◆ Provided data ◆
+ + + +
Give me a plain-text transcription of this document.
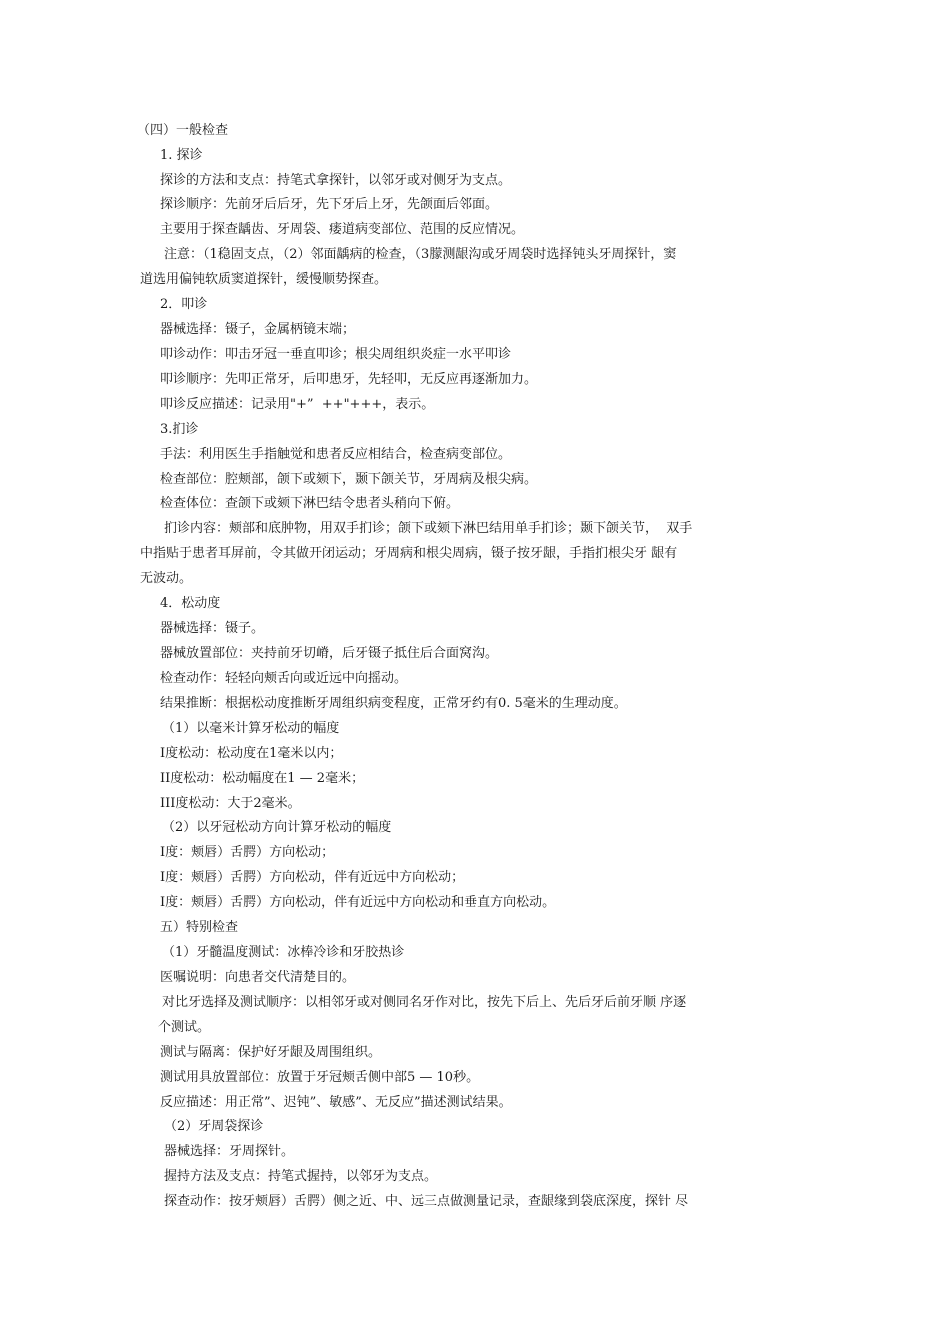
（四）一般检查
1. 探诊
探诊的方法和支点：持笔式拿探针，以邻牙或对侧牙为支点。
探诊顺序：先前牙后后牙，先下牙后上牙，先颌面后邻面。
主要用于探查龋齿、牙周袋、瘘道病变部位、范围的反应情况。
注意：（1稳固支点，（2）邻面龋病的检查，（3朦测龈沟或牙周袋时选择钝头牙周探针，窦
道选用偏钝软质窦道探针，缓慢顺势探查。
2．叩诊
器械选择：镊子，金属柄镜末端；
叩诊动作：叩击牙冠一垂直叩诊；根尖周组织炎症一水平叩诊
叩诊顺序：先叩正常牙，后叩患牙，先轻叩，无反应再逐渐加力。
叩诊反应描述：记录用"+”  ++"+++，表示。
3.扪诊
手法：利用医生手指触觉和患者反应相结合，检查病变部位。
检查部位：腔颊部，颌下或颏下，颞下颌关节，牙周病及根尖病。
检查体位：查颌下或颏下淋巴结令患者头稍向下俯。
扪诊内容：颊部和底肿物，用双手扪诊；颌下或颏下淋巴结用单手扪诊；颞下颌关节，  双手
中指贴于患者耳屏前，令其做开闭运动；牙周病和根尖周病，镊子按牙龈，手指扪根尖牙 龈有
无波动。
4．松动度
器械选择：镊子。
器械放置部位：夹持前牙切嵴，后牙镊子抵住后合面窝沟。
检查动作：轻轻向颊舌向或近远中向摇动。
结果推断：根据松动度推断牙周组织病变程度，正常牙约有0. 5毫米的生理动度。
（1）以毫米计算牙松动的幅度
I度松动：松动度在1毫米以内；
II度松动：松动幅度在1 — 2毫米；
III度松动：大于2毫米。
（2）以牙冠松动方向计算牙松动的幅度
I度：颊唇）舌腭）方向松动；
I度：颊唇）舌腭）方向松动，伴有近远中方向松动；
I度：颊唇）舌腭）方向松动，伴有近远中方向松动和垂直方向松动。
五）特别检查
（1）牙髓温度测试：冰棒冷诊和牙胶热诊
医嘱说明：向患者交代清楚目的。
对比牙选择及测试顺序：以相邻牙或对侧同名牙作对比，按先下后上、先后牙后前牙顺 序逐
个测试。
测试与隔离：保护好牙龈及周围组织。
测试用具放置部位：放置于牙冠颊舌侧中部5 — 10秒。
反应描述：用正常”、迟钝”、敏感”、无反应”描述测试结果。
（2）牙周袋探诊
器械选择：牙周探针。
握持方法及支点：持笔式握持，以邻牙为支点。
探查动作：按牙颊唇）舌腭）侧之近、中、远三点做测量记录，查龈缘到袋底深度，探针 尽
+ + + +
◆ Given exercise ◆
Quote the entries in full. Any image among them is to be omitted from the copy.

◆ Reply ◆
Give me a plain-text transcription of this document.
（四）一般检查
1. 探诊
探诊的方法和支点：持笔式拿探针，以邻牙或对侧牙为支点。
探诊顺序：先前牙后后牙，先下牙后上牙，先颌面后邻面。
主要用于探查龋齿、牙周袋、瘘道病变部位、范围的反应情况。
注意：（1稳固支点，（2）邻面龋病的检查，（3朦测龈沟或牙周袋时选择钝头牙周探针，窦
道选用偏钝软质窦道探针，缓慢顺势探查。
2．叩诊
器械选择：镊子，金属柄镜末端；
叩诊动作：叩击牙冠一垂直叩诊；根尖周组织炎症一水平叩诊
叩诊顺序：先叩正常牙，后叩患牙，先轻叩，无反应再逐渐加力。
叩诊反应描述：记录用"+”  ++"+++，表示。
3.扪诊
手法：利用医生手指触觉和患者反应相结合，检查病变部位。
检查部位：腔颊部，颌下或颏下，颞下颌关节，牙周病及根尖病。
检查体位：查颌下或颏下淋巴结令患者头稍向下俯。
扪诊内容：颊部和底肿物，用双手扪诊；颌下或颏下淋巴结用单手扪诊；颞下颌关节，  双手
中指贴于患者耳屏前，令其做开闭运动；牙周病和根尖周病，镊子按牙龈，手指扪根尖牙 龈有
无波动。
4．松动度
器械选择：镊子。
器械放置部位：夹持前牙切嵴，后牙镊子抵住后合面窝沟。
检查动作：轻轻向颊舌向或近远中向摇动。
结果推断：根据松动度推断牙周组织病变程度，正常牙约有0. 5毫米的生理动度。
（1）以毫米计算牙松动的幅度
I度松动：松动度在1毫米以内；
II度松动：松动幅度在1 — 2毫米；
III度松动：大于2毫米。
（2）以牙冠松动方向计算牙松动的幅度
I度：颊唇）舌腭）方向松动；
I度：颊唇）舌腭）方向松动，伴有近远中方向松动；
I度：颊唇）舌腭）方向松动，伴有近远中方向松动和垂直方向松动。
五）特别检查
（1）牙髓温度测试：冰棒冷诊和牙胶热诊
医嘱说明：向患者交代清楚目的。
对比牙选择及测试顺序：以相邻牙或对侧同名牙作对比，按先下后上、先后牙后前牙顺 序逐
个测试。
测试与隔离：保护好牙龈及周围组织。
测试用具放置部位：放置于牙冠颊舌侧中部5 — 10秒。
反应描述：用正常”、迟钝”、敏感”、无反应”描述测试结果。
（2）牙周袋探诊
器械选择：牙周探针。
握持方法及支点：持笔式握持，以邻牙为支点。
探查动作：按牙颊唇）舌腭）侧之近、中、远三点做测量记录，查龈缘到袋底深度，探针 尽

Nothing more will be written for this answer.